== DOCUMENT EXCERPT ==

-.-.-

Keypair profiles simplify keypair generation by preconfiguring values for all keypair options. Keypair profiles are only enforced when enabled on your account. You can assign specific keypair profiles to specific teams during  team creation.

Enable keypair profiles

You require the Manage keypairs permission to enable keypair profiles.

  1. Sign in to DigiCert ONE.

  2. Select the Manager menu (top right) > Software Trust.

  3. Select Account > Account settings.

  4. Select the edit icon.

  5. Select the checkbox next to Require keypair profile to generate keypair.

  6. Select Update settings.

Create keypair profiles

You require the Manage keypair permission to create a keypair profile.

  1. Sign in to DigiCert ONE.

  2. Select the Manager menu (top right) > Software Trust.

  3. Navigate to: Keypairs > Keypair profiles.

  4. Select Create keypair profile.

Complete these fields:

tabla 1. Keypair profile requirements

Field

Description

Profile name

Name to uniquely identify this keypair profile.

Profile type

Select Fixed (user cannot change values during keypair generation) or Customizable (user can change values during keypair generation)

Profile scope

Select System or Account (only an account scope user can choose account).

Keypair status

Select Online to generate keypairs that can be used to sign at any time.

Select Offline to generate keypairs that can only be used to sign during a release window.

Algorithm

Select at least one of the following algorithms:

  • RSA

    Rivest–Shamir–Adleman (RSA) is a widely-used and compatible with various systems and protocols. RSA is a trusted choice for applications requiring broad compatibility and established security practices.

  • ECDSA

    Elliptic Curve Digital Signature Algorithm (ECDSA) is suitable for resource-constrained environments like mobile devices and IoT devices. ECDSA provides strong security with shorter key lengths compared to traditional RSA.

  • EdDSA

    Edwards-curve Digital Signature Algorithm (EdDSA) offers strong resistance against various cryptographic attacks while maintaining efficiency. EdDSA is recommended for applications where security is paramount, such as digital signatures and secure communications.

    Nota

    When you select EdDSA the key curve sets to Ed25519.

  • MLDSA (Quantum-safe)

    Module-Lattice-Based Digital Signatures Algorithm (MLDSA) is a quantum-safe approach to cryptographic security. It relies on the difficulty of solving lattice-based problems, which makes it resistant to attacks from quantum computers.

-.-.-

== RECORDED INFORMATION ==

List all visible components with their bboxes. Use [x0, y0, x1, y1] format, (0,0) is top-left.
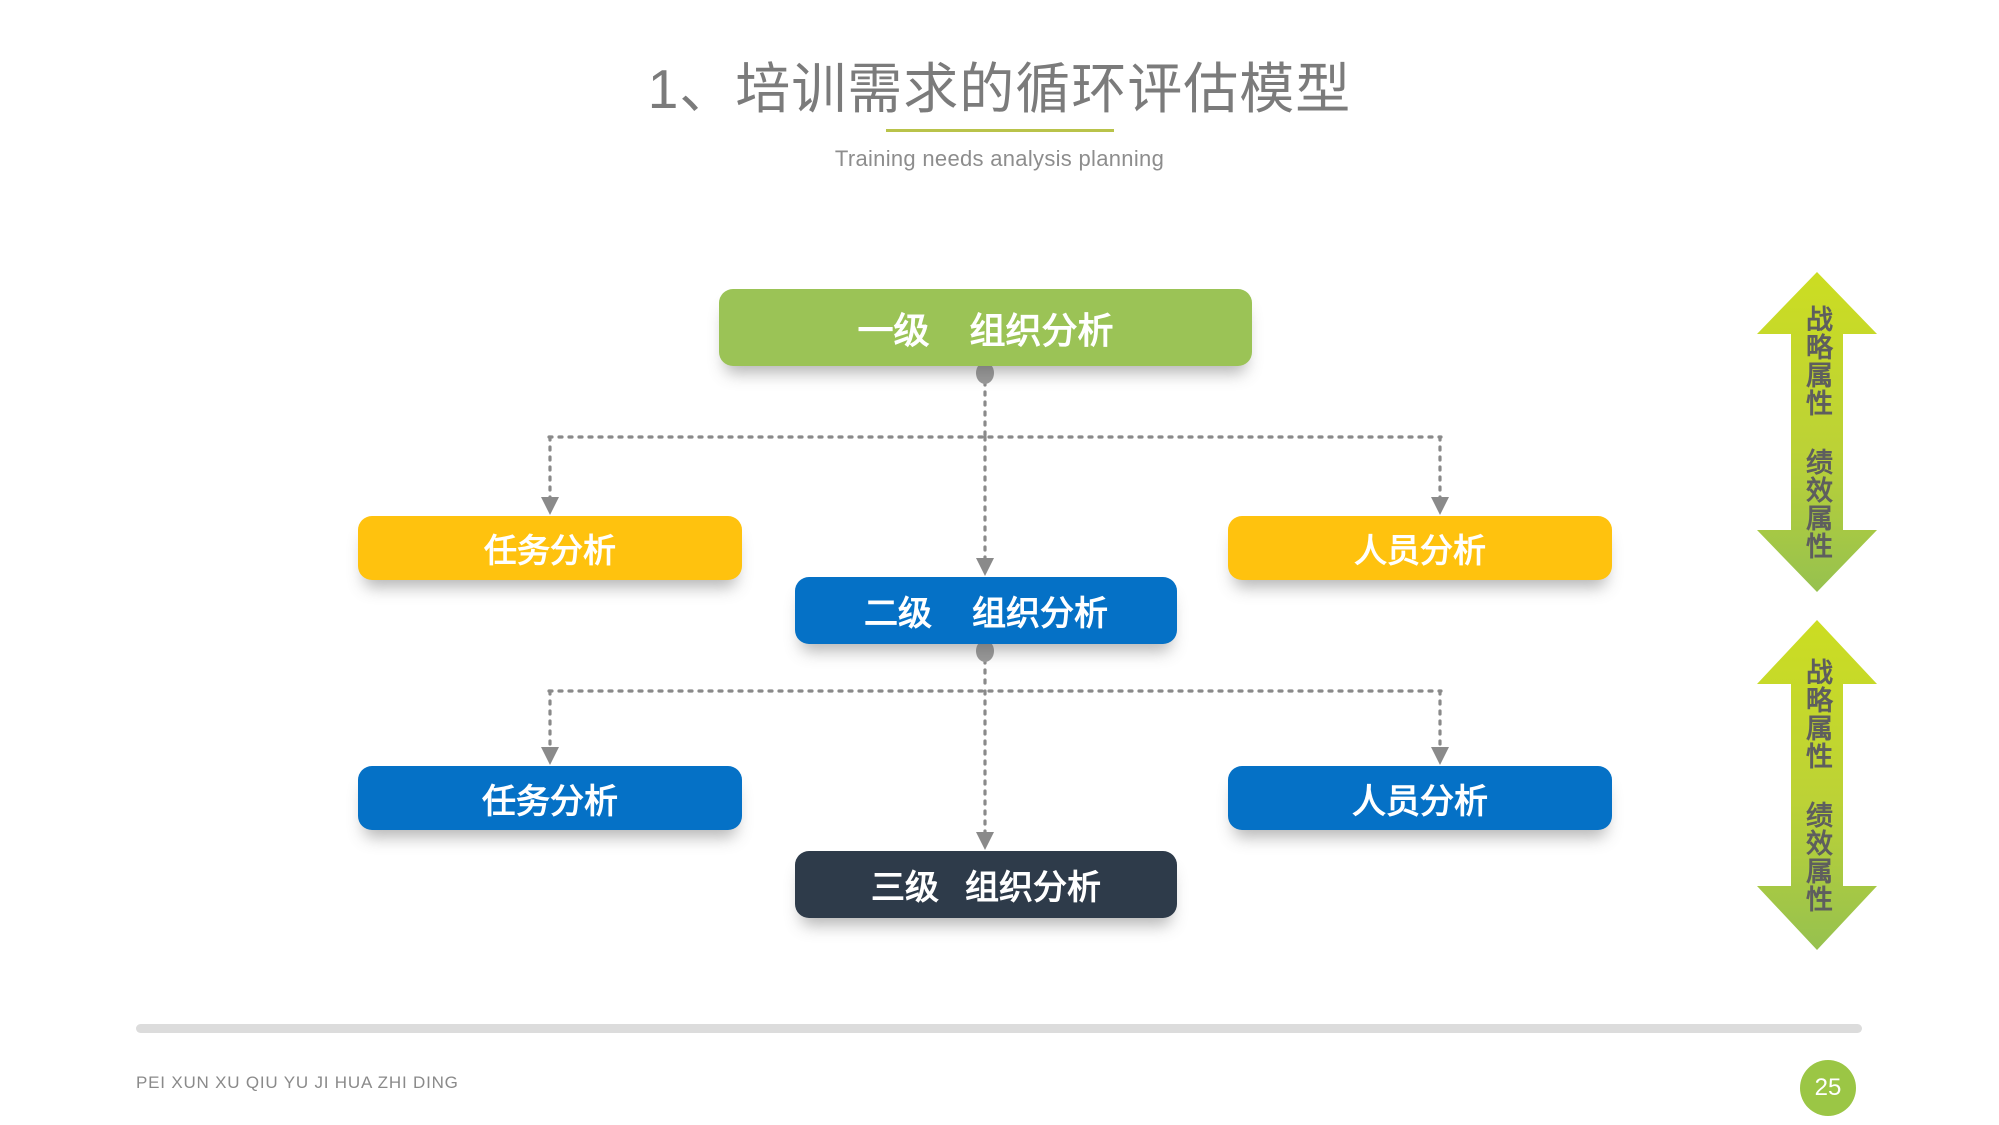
page-title: 1、培训需求的循环评估模型 [647, 58, 1352, 120]
node-level3-organization-analysis[interactable]: 三级 组织分析 [795, 851, 1177, 918]
node-level2-name-label: 组织分析 [972, 595, 1108, 633]
double-arrow-icon [1757, 620, 1877, 950]
slide-header: 1、培训需求的循环评估模型 Training needs analysis pl… [0, 56, 1999, 172]
node-people-analysis-1[interactable]: 人员分析 [1228, 516, 1612, 580]
double-arrow-strategy-performance-bottom: 战略属性 绩效属性 [1757, 620, 1877, 950]
node-task1-label: 任务分析 [484, 532, 616, 569]
page-subtitle: Training needs analysis planning [834, 146, 1165, 171]
node-level3-level-label: 三级 [871, 869, 939, 907]
double-arrow-strategy-performance-top: 战略属性 绩效属性 [1757, 272, 1877, 592]
node-people2-label: 人员分析 [1352, 782, 1488, 821]
node-level1-organization-analysis[interactable]: 一级 组织分析 [719, 289, 1252, 366]
node-task2-label: 任务分析 [482, 782, 618, 821]
footer-caption: PEI XUN XU QIU YU JI HUA ZHI DING [136, 1073, 459, 1092]
node-people-analysis-2[interactable]: 人员分析 [1228, 766, 1612, 830]
node-level1-level-label: 一级 [857, 309, 930, 351]
title-underline-rule [885, 129, 1114, 132]
node-level2-organization-analysis[interactable]: 二级 组织分析 [795, 577, 1177, 644]
node-level2-level-label: 二级 [864, 595, 932, 633]
node-people1-label: 人员分析 [1354, 532, 1486, 569]
node-level1-name-label: 组织分析 [969, 309, 1114, 351]
footer-divider [136, 1024, 1862, 1033]
double-arrow-icon [1757, 272, 1877, 592]
node-task-analysis-1[interactable]: 任务分析 [358, 516, 742, 580]
page-number-badge: 25 [1800, 1060, 1856, 1116]
node-level3-name-label: 组织分析 [965, 869, 1101, 907]
node-task-analysis-2[interactable]: 任务分析 [358, 766, 742, 830]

-.-.-

== SET PROBLEM 1 ==
In the keypair profiles excerpt, what key curve is set when EdDSA is selected?
== SET PROBLEM 2 ==
Do these statements agree with the keypair profiles excerpt? Answer yes or no for each and quote the words that decide it.
(a) A Fixed profile lets the user change values during keypair generation.
(b) Offline keypairs can only be used to sign during a release window.
(c) Keypair profiles are enforced on an account whether or not they are enabled.

== EXERCISE RESPONSE 1 ==
Ed25519

== EXERCISE RESPONSE 2 ==
(a) No: "Fixed (user cannot change values during keypair generation)"
(b) Yes: "Select Offline to generate keypairs that can only be used to sign during a release window."
(c) No: "Keypair profiles are only enforced when enabled on your account."